— begin —

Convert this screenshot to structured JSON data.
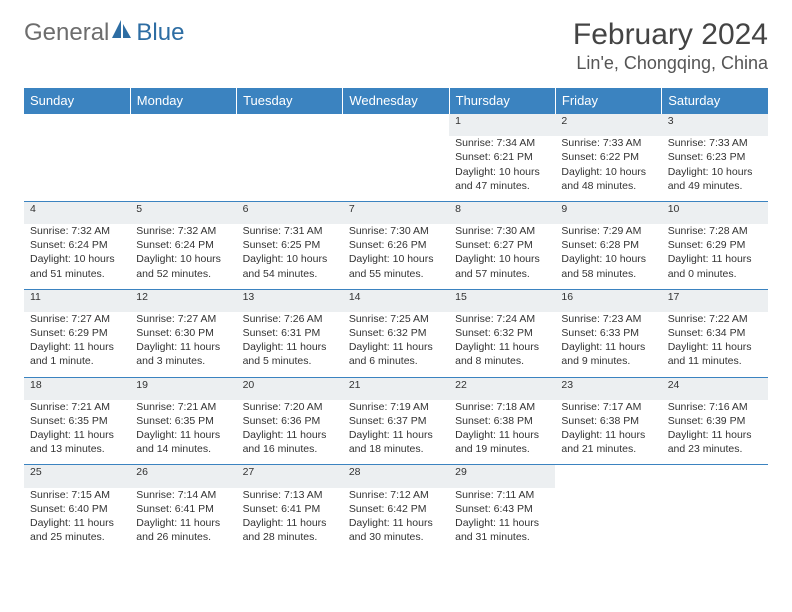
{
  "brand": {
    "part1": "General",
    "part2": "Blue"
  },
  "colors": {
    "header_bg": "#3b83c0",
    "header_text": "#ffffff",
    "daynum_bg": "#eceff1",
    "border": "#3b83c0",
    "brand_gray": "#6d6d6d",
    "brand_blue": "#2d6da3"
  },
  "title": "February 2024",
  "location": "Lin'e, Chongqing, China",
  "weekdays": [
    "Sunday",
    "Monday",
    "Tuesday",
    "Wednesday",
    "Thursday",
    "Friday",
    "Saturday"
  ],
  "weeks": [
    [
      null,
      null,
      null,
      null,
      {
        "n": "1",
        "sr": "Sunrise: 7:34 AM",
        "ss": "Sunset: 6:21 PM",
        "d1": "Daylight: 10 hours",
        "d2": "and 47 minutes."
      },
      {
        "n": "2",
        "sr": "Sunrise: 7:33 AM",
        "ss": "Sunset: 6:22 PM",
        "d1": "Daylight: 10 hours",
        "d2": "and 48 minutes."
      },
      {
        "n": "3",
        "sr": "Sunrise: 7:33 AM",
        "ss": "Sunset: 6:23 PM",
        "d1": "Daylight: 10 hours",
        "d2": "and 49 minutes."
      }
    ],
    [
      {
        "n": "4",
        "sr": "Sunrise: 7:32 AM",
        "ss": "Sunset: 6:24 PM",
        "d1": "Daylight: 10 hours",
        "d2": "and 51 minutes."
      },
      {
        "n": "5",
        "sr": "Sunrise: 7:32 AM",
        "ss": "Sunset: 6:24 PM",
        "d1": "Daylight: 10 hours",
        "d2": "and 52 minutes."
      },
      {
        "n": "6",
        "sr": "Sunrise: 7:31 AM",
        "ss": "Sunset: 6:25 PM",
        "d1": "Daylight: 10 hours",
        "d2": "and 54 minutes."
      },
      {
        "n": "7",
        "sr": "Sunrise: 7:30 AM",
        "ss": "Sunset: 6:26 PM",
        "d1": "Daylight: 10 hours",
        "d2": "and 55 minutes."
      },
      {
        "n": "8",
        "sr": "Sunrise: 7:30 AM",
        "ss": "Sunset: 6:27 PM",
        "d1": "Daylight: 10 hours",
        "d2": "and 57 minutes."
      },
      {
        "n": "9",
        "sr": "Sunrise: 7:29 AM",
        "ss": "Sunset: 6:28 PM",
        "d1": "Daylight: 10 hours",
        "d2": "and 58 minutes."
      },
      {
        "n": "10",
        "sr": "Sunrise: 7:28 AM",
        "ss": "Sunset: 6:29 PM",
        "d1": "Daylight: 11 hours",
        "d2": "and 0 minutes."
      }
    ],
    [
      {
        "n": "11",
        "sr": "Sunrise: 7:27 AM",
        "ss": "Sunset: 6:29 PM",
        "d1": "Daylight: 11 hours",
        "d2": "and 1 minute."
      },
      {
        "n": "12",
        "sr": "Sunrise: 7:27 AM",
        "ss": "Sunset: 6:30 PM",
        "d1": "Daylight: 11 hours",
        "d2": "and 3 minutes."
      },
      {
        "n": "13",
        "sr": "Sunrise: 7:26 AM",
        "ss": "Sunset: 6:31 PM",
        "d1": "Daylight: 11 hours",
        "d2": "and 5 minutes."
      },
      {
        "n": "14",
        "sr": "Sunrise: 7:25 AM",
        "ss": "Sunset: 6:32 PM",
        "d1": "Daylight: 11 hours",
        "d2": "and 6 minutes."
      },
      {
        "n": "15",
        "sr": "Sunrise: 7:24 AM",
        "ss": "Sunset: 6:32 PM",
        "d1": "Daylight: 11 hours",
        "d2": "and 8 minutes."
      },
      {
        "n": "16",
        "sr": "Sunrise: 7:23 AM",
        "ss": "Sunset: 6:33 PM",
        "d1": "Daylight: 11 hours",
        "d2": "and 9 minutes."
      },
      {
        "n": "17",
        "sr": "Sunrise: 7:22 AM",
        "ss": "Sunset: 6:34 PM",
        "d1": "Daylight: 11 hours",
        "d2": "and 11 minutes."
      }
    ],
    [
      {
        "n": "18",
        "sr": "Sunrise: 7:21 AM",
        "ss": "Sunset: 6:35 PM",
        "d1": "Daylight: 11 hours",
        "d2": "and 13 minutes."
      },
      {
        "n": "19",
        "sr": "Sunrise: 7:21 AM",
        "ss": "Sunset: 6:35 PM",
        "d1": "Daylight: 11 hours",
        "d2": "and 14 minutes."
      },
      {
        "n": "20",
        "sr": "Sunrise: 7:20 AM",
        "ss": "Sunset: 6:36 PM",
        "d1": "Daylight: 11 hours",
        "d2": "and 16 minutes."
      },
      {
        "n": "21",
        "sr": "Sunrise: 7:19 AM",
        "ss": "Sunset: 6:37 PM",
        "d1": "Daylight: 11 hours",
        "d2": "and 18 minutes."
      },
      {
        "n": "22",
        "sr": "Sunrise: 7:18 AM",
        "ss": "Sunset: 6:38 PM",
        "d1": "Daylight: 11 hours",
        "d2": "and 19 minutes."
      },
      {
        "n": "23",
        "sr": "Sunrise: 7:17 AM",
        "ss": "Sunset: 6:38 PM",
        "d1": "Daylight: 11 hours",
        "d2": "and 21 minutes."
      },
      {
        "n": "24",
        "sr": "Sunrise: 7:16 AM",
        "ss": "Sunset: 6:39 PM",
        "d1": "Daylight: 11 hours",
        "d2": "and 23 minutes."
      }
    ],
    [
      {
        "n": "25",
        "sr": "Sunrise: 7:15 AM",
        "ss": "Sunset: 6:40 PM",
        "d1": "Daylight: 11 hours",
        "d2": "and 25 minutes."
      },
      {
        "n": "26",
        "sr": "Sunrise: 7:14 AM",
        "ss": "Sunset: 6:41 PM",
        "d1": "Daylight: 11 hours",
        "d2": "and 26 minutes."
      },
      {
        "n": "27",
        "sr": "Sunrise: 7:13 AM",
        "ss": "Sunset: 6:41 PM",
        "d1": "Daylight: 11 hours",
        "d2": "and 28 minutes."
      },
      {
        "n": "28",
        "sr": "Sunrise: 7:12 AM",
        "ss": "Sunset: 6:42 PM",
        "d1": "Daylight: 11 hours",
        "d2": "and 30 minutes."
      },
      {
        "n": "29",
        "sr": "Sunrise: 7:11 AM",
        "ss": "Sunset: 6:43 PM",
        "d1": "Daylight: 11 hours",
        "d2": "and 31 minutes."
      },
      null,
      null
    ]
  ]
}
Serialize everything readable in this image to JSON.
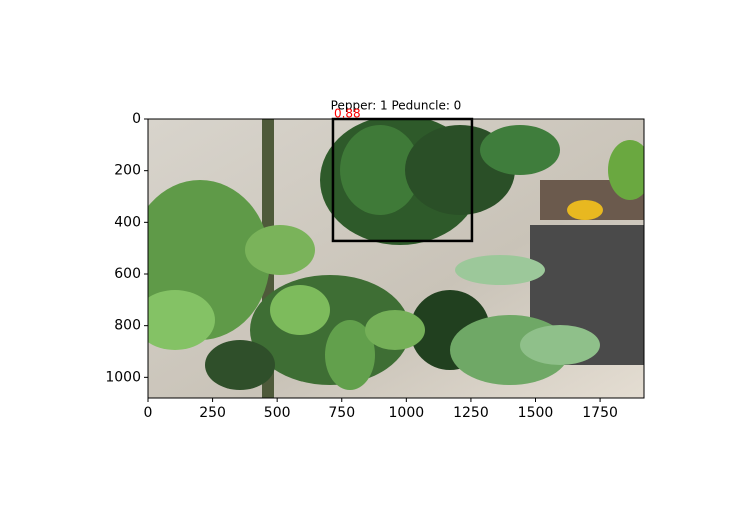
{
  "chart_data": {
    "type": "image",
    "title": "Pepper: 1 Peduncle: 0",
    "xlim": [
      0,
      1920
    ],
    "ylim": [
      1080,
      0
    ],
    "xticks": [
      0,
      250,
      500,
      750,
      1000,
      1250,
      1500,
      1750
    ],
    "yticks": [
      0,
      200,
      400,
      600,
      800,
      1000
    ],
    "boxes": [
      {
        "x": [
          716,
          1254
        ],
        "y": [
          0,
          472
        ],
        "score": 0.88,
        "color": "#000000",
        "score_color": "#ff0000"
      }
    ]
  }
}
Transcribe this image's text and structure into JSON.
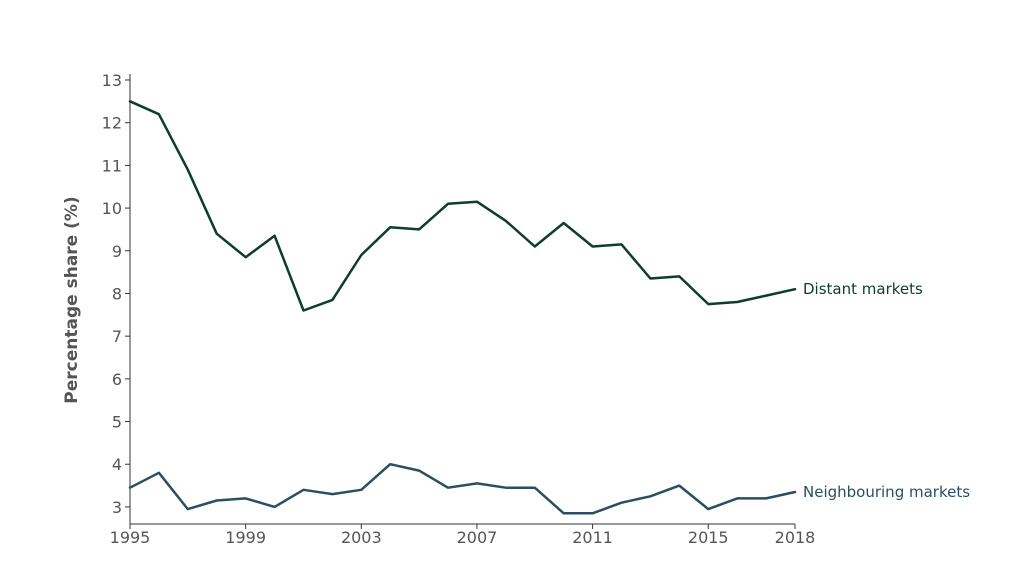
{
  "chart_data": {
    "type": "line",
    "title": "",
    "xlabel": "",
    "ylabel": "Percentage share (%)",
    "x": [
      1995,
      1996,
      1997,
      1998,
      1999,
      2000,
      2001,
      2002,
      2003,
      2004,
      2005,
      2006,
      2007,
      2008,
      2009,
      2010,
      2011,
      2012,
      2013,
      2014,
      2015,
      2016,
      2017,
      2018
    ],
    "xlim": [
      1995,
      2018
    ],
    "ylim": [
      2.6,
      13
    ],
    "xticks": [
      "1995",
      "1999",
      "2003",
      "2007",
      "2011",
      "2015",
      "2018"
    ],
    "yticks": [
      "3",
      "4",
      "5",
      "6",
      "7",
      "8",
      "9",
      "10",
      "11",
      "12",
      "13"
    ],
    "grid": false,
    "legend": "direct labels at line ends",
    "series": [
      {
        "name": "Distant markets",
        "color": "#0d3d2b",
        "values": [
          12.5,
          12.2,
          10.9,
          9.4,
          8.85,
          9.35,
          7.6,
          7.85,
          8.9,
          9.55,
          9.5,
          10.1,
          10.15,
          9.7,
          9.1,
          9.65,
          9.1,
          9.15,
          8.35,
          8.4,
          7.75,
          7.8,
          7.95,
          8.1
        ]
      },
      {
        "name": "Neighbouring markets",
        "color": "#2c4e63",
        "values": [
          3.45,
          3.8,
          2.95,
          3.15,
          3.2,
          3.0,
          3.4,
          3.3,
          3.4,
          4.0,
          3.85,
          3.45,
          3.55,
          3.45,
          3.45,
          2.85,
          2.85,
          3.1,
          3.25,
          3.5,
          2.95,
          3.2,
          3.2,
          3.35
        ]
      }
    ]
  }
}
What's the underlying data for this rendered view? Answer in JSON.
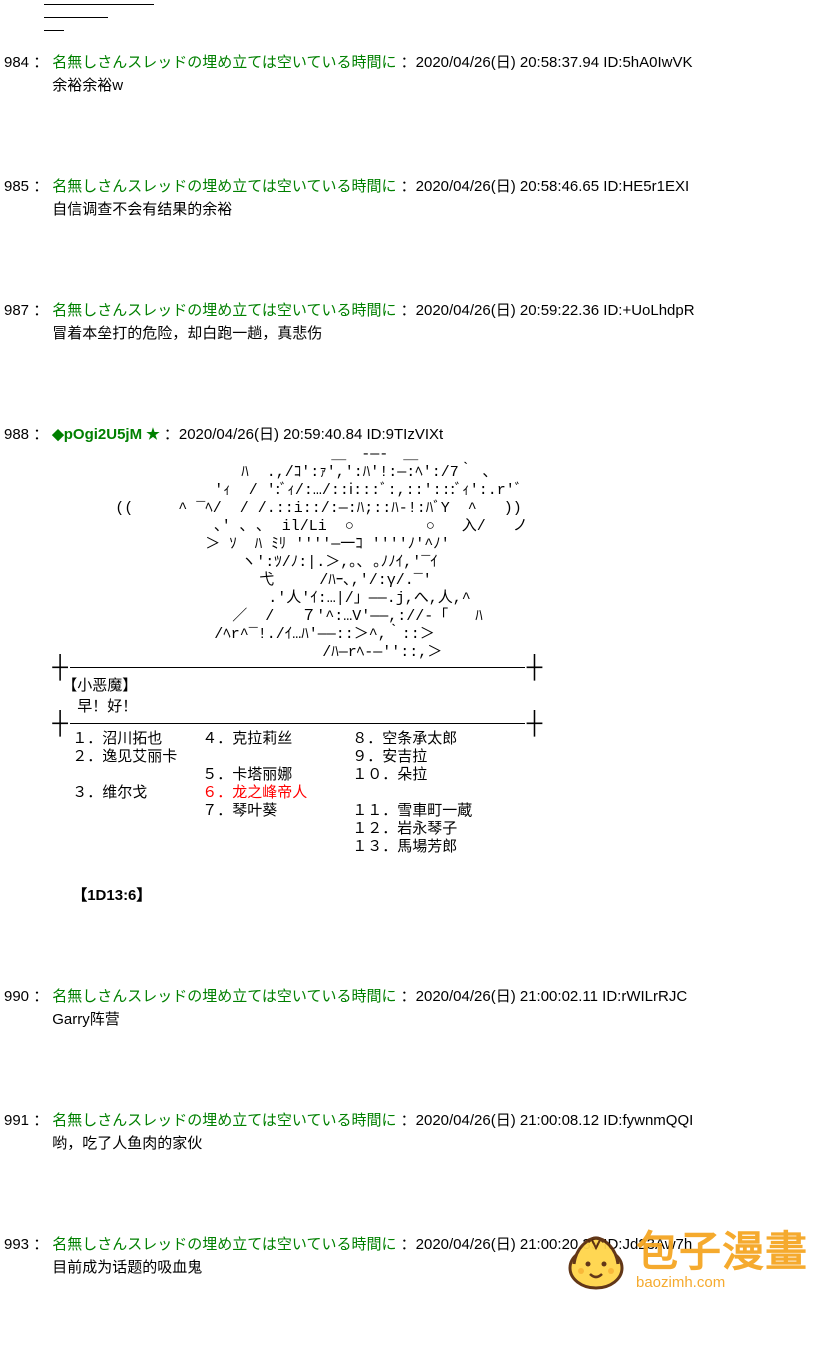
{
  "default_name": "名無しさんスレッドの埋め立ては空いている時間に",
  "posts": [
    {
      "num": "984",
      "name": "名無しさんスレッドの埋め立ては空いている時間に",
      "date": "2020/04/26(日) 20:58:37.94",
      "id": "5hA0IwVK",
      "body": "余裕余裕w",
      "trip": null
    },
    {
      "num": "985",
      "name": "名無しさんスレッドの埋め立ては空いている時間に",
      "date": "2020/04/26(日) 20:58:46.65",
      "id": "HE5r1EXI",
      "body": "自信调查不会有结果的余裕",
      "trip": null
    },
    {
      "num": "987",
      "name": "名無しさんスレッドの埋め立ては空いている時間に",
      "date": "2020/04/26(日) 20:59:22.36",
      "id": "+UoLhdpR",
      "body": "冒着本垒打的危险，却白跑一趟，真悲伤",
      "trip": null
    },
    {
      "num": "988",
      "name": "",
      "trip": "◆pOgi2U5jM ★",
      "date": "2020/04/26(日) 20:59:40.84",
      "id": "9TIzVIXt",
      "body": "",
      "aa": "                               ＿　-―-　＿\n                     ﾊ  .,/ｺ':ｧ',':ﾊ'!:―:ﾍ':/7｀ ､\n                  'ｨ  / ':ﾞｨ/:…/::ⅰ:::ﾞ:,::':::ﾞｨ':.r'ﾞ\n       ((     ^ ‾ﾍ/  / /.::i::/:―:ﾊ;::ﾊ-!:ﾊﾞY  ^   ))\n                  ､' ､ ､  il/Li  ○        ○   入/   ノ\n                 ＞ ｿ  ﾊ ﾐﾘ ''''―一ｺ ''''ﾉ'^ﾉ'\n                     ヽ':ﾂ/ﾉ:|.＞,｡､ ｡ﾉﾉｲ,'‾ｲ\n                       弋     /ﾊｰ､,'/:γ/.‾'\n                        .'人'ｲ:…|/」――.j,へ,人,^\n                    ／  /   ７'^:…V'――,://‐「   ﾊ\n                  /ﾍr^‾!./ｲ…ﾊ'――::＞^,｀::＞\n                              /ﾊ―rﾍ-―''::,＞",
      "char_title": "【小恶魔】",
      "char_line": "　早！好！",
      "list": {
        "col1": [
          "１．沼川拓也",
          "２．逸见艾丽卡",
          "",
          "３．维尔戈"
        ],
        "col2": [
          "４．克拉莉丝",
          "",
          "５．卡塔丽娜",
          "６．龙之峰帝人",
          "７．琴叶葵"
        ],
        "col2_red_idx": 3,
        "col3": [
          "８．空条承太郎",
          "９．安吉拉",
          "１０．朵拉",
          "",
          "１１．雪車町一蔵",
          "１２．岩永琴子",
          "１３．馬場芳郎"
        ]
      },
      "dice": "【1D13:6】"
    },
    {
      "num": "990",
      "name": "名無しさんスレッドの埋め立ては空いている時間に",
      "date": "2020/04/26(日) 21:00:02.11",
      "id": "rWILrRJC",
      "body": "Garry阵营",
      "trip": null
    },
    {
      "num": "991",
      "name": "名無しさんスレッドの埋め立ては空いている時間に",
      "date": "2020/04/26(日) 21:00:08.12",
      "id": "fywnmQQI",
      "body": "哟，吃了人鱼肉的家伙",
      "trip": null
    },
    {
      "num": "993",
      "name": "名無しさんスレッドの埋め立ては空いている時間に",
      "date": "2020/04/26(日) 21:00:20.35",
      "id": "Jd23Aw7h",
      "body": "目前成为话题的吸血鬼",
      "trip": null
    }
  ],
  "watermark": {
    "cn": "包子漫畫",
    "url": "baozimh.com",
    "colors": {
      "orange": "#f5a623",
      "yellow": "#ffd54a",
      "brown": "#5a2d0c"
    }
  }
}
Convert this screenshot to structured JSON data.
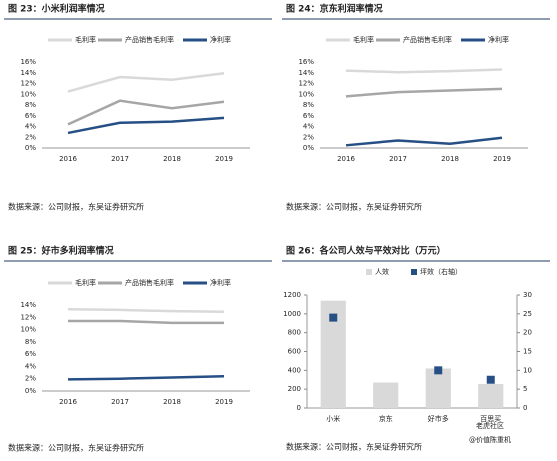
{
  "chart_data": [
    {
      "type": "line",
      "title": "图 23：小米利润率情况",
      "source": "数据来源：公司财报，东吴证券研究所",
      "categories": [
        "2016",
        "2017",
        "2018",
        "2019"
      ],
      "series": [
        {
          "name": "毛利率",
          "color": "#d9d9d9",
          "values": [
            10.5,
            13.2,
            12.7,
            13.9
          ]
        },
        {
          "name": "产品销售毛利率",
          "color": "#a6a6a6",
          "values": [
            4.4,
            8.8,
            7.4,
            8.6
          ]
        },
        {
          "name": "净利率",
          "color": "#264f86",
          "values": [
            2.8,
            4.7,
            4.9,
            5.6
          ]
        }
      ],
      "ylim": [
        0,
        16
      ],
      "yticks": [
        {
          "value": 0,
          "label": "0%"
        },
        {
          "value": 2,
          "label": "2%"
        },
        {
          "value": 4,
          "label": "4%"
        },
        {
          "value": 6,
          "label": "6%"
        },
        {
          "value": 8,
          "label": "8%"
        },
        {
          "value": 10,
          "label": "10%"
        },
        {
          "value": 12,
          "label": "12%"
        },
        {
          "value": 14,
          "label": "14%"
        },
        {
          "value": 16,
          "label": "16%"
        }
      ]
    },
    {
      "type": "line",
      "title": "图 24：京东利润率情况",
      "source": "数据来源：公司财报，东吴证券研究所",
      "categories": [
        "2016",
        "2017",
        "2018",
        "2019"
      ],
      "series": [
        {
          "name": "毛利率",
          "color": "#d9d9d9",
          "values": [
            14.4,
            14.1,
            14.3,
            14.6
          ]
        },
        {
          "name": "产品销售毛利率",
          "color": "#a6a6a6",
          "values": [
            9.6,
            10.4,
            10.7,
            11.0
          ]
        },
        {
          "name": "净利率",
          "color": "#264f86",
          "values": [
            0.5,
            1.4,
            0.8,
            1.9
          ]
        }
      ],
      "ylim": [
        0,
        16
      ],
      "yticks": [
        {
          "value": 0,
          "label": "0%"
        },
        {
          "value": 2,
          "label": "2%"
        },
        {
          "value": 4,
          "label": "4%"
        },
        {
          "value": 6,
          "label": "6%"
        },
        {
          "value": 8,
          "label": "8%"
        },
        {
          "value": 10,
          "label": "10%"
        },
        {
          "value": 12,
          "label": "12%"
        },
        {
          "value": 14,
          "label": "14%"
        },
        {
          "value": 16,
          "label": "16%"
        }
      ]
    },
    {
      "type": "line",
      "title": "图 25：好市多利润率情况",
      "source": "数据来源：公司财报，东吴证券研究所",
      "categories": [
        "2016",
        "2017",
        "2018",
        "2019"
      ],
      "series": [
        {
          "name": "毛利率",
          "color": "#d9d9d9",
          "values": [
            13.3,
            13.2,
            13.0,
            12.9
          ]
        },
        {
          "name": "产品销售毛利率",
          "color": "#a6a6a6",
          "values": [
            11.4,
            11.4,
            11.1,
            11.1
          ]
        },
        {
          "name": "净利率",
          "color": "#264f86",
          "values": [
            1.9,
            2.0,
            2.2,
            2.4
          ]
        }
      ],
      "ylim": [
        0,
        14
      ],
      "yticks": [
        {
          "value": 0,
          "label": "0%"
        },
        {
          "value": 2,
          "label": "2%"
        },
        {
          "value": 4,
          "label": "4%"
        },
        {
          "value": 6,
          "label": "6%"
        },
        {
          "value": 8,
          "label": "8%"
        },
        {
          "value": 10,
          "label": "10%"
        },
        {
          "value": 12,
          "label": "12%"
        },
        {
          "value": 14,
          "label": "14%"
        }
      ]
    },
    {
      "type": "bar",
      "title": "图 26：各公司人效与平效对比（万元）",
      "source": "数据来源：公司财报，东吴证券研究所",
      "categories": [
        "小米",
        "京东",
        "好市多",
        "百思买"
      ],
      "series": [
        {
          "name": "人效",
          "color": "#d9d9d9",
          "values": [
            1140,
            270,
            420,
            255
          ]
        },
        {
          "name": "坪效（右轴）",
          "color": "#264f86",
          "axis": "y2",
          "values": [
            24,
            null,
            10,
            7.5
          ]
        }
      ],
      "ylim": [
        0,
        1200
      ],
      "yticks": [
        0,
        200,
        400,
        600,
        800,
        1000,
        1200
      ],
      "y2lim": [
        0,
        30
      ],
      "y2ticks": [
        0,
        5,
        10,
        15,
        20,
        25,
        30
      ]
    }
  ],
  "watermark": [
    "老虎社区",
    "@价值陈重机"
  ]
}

— end —

**Prompt**
Your task is to gather every line with the word "JSON" and copy it.

**Complete answer**
Convert this screenshot to structured JSON data.
Serialize everything readable in this image to JSON.
Transcribe this image's text and structure into JSON.
What's the underlying data for this rendered view? Answer in JSON.
Convert this screenshot to structured JSON data.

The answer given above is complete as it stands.